■ **GIVEN PROBLEM**
Extract and list every line that contains the word "Retail".

■ **GIVEN INFORMATION**
--

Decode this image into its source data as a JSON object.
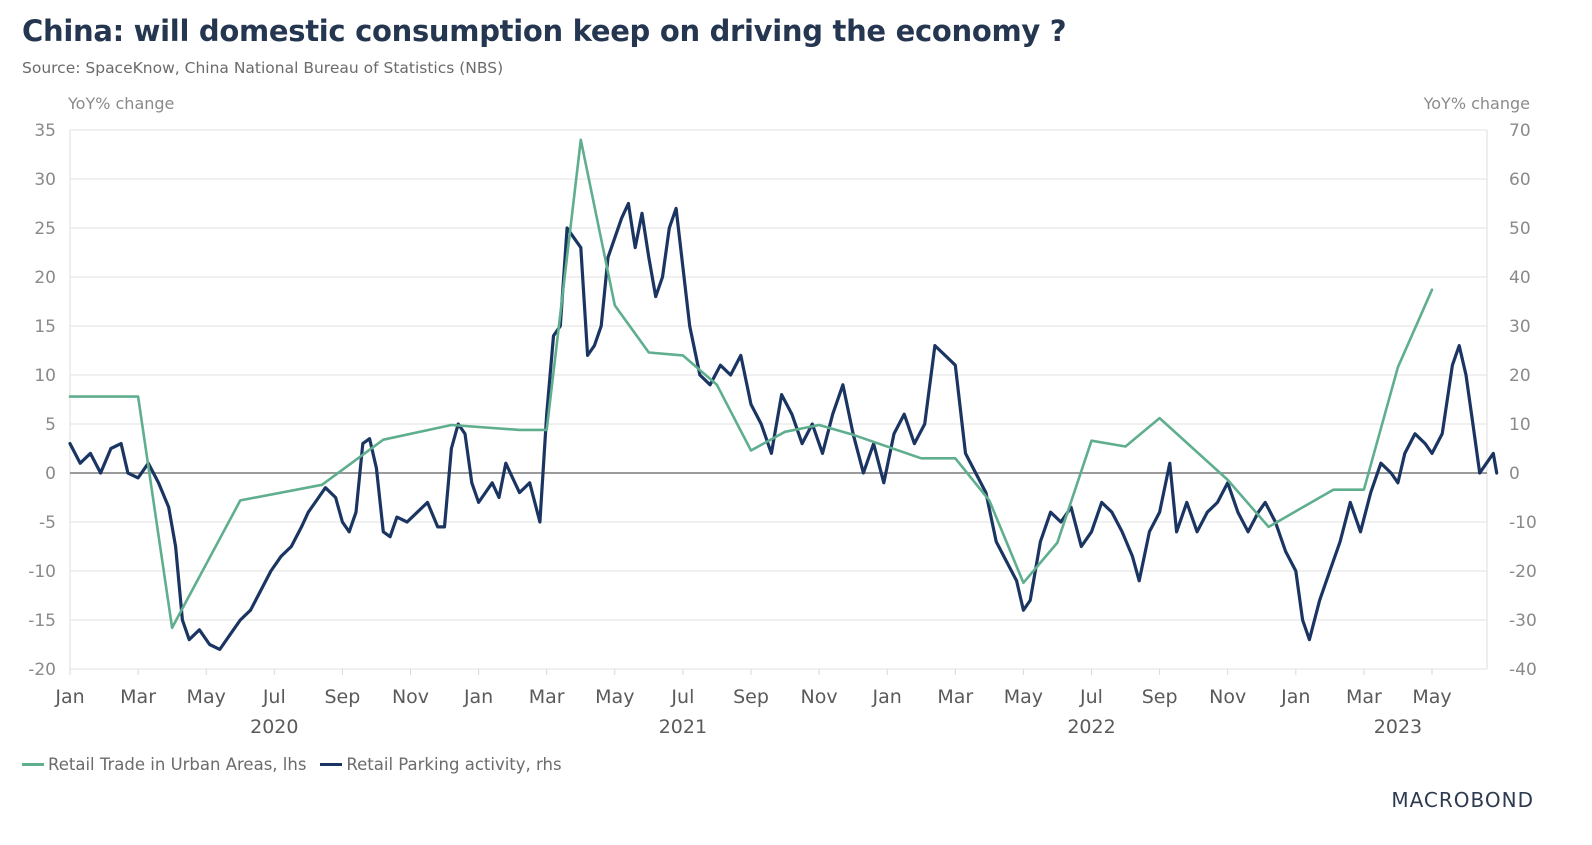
{
  "header": {
    "title": "China: will domestic consumption keep on driving the economy ?",
    "subtitle": "Source: SpaceKnow, China National Bureau of Statistics (NBS)"
  },
  "branding": {
    "logo": "MACROBOND"
  },
  "colors": {
    "green_series": "#5fae8e",
    "navy_series": "#1b3563",
    "zero_line": "#9a9a9a",
    "grid": "#e6e6e6"
  },
  "chart_data": {
    "type": "line",
    "title": "China: will domestic consumption keep on driving the economy ?",
    "subtitle": "Source: SpaceKnow, China National Bureau of Statistics (NBS)",
    "ylabel_left": "YoY% change",
    "ylabel_right": "YoY% change",
    "ylim_left": [
      -20,
      35
    ],
    "ylim_right": [
      -40,
      70
    ],
    "yticks_left": [
      "35",
      "30",
      "25",
      "20",
      "15",
      "10",
      "5",
      "0",
      "-5",
      "-10",
      "-15",
      "-20"
    ],
    "yticks_right": [
      "70",
      "60",
      "50",
      "40",
      "30",
      "20",
      "10",
      "0",
      "-10",
      "-20",
      "-30",
      "-40"
    ],
    "xaxis": {
      "start": "2020-01",
      "end": "2023-06",
      "month_ticks": [
        "Jan",
        "Mar",
        "May",
        "Jul",
        "Sep",
        "Nov",
        "Jan",
        "Mar",
        "May",
        "Jul",
        "Sep",
        "Nov",
        "Jan",
        "Mar",
        "May",
        "Jul",
        "Sep",
        "Nov",
        "Jan",
        "Mar",
        "May"
      ],
      "year_labels": [
        {
          "label": "2020",
          "month_index": 6
        },
        {
          "label": "2021",
          "month_index": 18
        },
        {
          "label": "2022",
          "month_index": 30
        },
        {
          "label": "2023",
          "month_index": 39
        }
      ]
    },
    "grid": true,
    "legend_position": "bottom-left",
    "series": [
      {
        "name": "Retail Trade in Urban Areas, lhs",
        "axis": "left",
        "color": "#5fae8e",
        "points": [
          [
            0,
            7.8
          ],
          [
            2,
            7.8
          ],
          [
            3,
            -15.8
          ],
          [
            5,
            -2.8
          ],
          [
            7.4,
            -1.2
          ],
          [
            9.2,
            3.4
          ],
          [
            11.2,
            4.9
          ],
          [
            13.2,
            4.4
          ],
          [
            14,
            4.4
          ],
          [
            15,
            34
          ],
          [
            16,
            17.1
          ],
          [
            17,
            12.3
          ],
          [
            18,
            12.0
          ],
          [
            19,
            9.0
          ],
          [
            20,
            2.3
          ],
          [
            21,
            4.2
          ],
          [
            22,
            4.9
          ],
          [
            23,
            3.9
          ],
          [
            25,
            1.5
          ],
          [
            26,
            1.5
          ],
          [
            27,
            -2.8
          ],
          [
            28,
            -11.2
          ],
          [
            29,
            -7.1
          ],
          [
            30,
            3.3
          ],
          [
            31,
            2.7
          ],
          [
            32,
            5.6
          ],
          [
            34,
            -0.7
          ],
          [
            35.2,
            -5.5
          ],
          [
            37.1,
            -1.7
          ],
          [
            38,
            -1.7
          ],
          [
            39,
            10.8
          ],
          [
            40,
            18.7
          ]
        ]
      },
      {
        "name": "Retail Parking activity, rhs",
        "axis": "right",
        "color": "#1b3563",
        "points": [
          [
            0,
            6
          ],
          [
            0.3,
            2
          ],
          [
            0.6,
            4
          ],
          [
            0.9,
            0
          ],
          [
            1.2,
            5
          ],
          [
            1.5,
            6
          ],
          [
            1.7,
            0
          ],
          [
            2,
            -1
          ],
          [
            2.3,
            2
          ],
          [
            2.6,
            -2
          ],
          [
            2.9,
            -7
          ],
          [
            3.1,
            -15
          ],
          [
            3.3,
            -30
          ],
          [
            3.5,
            -34
          ],
          [
            3.8,
            -32
          ],
          [
            4.1,
            -35
          ],
          [
            4.4,
            -36
          ],
          [
            4.7,
            -33
          ],
          [
            5,
            -30
          ],
          [
            5.3,
            -28
          ],
          [
            5.6,
            -24
          ],
          [
            5.9,
            -20
          ],
          [
            6.2,
            -17
          ],
          [
            6.5,
            -15
          ],
          [
            6.8,
            -11
          ],
          [
            7,
            -8
          ],
          [
            7.3,
            -5
          ],
          [
            7.5,
            -3
          ],
          [
            7.8,
            -5
          ],
          [
            8,
            -10
          ],
          [
            8.2,
            -12
          ],
          [
            8.4,
            -8
          ],
          [
            8.6,
            6
          ],
          [
            8.8,
            7
          ],
          [
            9,
            1
          ],
          [
            9.2,
            -12
          ],
          [
            9.4,
            -13
          ],
          [
            9.6,
            -9
          ],
          [
            9.9,
            -10
          ],
          [
            10.2,
            -8
          ],
          [
            10.5,
            -6
          ],
          [
            10.8,
            -11
          ],
          [
            11,
            -11
          ],
          [
            11.2,
            5
          ],
          [
            11.4,
            10
          ],
          [
            11.6,
            8
          ],
          [
            11.8,
            -2
          ],
          [
            12,
            -6
          ],
          [
            12.2,
            -4
          ],
          [
            12.4,
            -2
          ],
          [
            12.6,
            -5
          ],
          [
            12.8,
            2
          ],
          [
            13,
            -1
          ],
          [
            13.2,
            -4
          ],
          [
            13.5,
            -2
          ],
          [
            13.8,
            -10
          ],
          [
            14,
            12
          ],
          [
            14.2,
            28
          ],
          [
            14.4,
            30
          ],
          [
            14.6,
            50
          ],
          [
            14.8,
            48
          ],
          [
            15,
            46
          ],
          [
            15.2,
            24
          ],
          [
            15.4,
            26
          ],
          [
            15.6,
            30
          ],
          [
            15.8,
            44
          ],
          [
            16,
            48
          ],
          [
            16.2,
            52
          ],
          [
            16.4,
            55
          ],
          [
            16.6,
            46
          ],
          [
            16.8,
            53
          ],
          [
            17,
            44
          ],
          [
            17.2,
            36
          ],
          [
            17.4,
            40
          ],
          [
            17.6,
            50
          ],
          [
            17.8,
            54
          ],
          [
            18,
            42
          ],
          [
            18.2,
            30
          ],
          [
            18.5,
            20
          ],
          [
            18.8,
            18
          ],
          [
            19.1,
            22
          ],
          [
            19.4,
            20
          ],
          [
            19.7,
            24
          ],
          [
            20,
            14
          ],
          [
            20.3,
            10
          ],
          [
            20.6,
            4
          ],
          [
            20.9,
            16
          ],
          [
            21.2,
            12
          ],
          [
            21.5,
            6
          ],
          [
            21.8,
            10
          ],
          [
            22.1,
            4
          ],
          [
            22.4,
            12
          ],
          [
            22.7,
            18
          ],
          [
            23,
            8
          ],
          [
            23.3,
            0
          ],
          [
            23.6,
            6
          ],
          [
            23.9,
            -2
          ],
          [
            24.2,
            8
          ],
          [
            24.5,
            12
          ],
          [
            24.8,
            6
          ],
          [
            25.1,
            10
          ],
          [
            25.4,
            26
          ],
          [
            25.7,
            24
          ],
          [
            26,
            22
          ],
          [
            26.3,
            4
          ],
          [
            26.6,
            0
          ],
          [
            26.9,
            -4
          ],
          [
            27.2,
            -14
          ],
          [
            27.5,
            -18
          ],
          [
            27.8,
            -22
          ],
          [
            28,
            -28
          ],
          [
            28.2,
            -26
          ],
          [
            28.5,
            -14
          ],
          [
            28.8,
            -8
          ],
          [
            29.1,
            -10
          ],
          [
            29.4,
            -7
          ],
          [
            29.7,
            -15
          ],
          [
            30,
            -12
          ],
          [
            30.3,
            -6
          ],
          [
            30.6,
            -8
          ],
          [
            30.9,
            -12
          ],
          [
            31.2,
            -17
          ],
          [
            31.4,
            -22
          ],
          [
            31.7,
            -12
          ],
          [
            32,
            -8
          ],
          [
            32.3,
            2
          ],
          [
            32.5,
            -12
          ],
          [
            32.8,
            -6
          ],
          [
            33.1,
            -12
          ],
          [
            33.4,
            -8
          ],
          [
            33.7,
            -6
          ],
          [
            34,
            -2
          ],
          [
            34.3,
            -8
          ],
          [
            34.6,
            -12
          ],
          [
            34.9,
            -8
          ],
          [
            35.1,
            -6
          ],
          [
            35.4,
            -10
          ],
          [
            35.7,
            -16
          ],
          [
            36,
            -20
          ],
          [
            36.2,
            -30
          ],
          [
            36.4,
            -34
          ],
          [
            36.7,
            -26
          ],
          [
            37,
            -20
          ],
          [
            37.3,
            -14
          ],
          [
            37.6,
            -6
          ],
          [
            37.9,
            -12
          ],
          [
            38.2,
            -4
          ],
          [
            38.5,
            2
          ],
          [
            38.8,
            0
          ],
          [
            39,
            -2
          ],
          [
            39.2,
            4
          ],
          [
            39.5,
            8
          ],
          [
            39.8,
            6
          ],
          [
            40,
            4
          ],
          [
            40.3,
            8
          ],
          [
            40.6,
            22
          ],
          [
            40.8,
            26
          ],
          [
            41,
            20
          ],
          [
            41.2,
            10
          ],
          [
            41.4,
            0
          ],
          [
            41.6,
            2
          ],
          [
            41.8,
            4
          ],
          [
            41.9,
            0
          ]
        ]
      }
    ]
  },
  "legend": {
    "items": [
      {
        "label": "Retail Trade in Urban Areas, lhs",
        "color": "#5fae8e"
      },
      {
        "label": "Retail Parking activity, rhs",
        "color": "#1b3563"
      }
    ]
  }
}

--

■ **WRITTEN REPLY**
        "name": "Retail Trade in Urban Areas, lhs",
        "name": "Retail Parking activity, rhs",
        "label": "Retail Trade in Urban Areas, lhs",
        "label": "Retail Parking activity, rhs",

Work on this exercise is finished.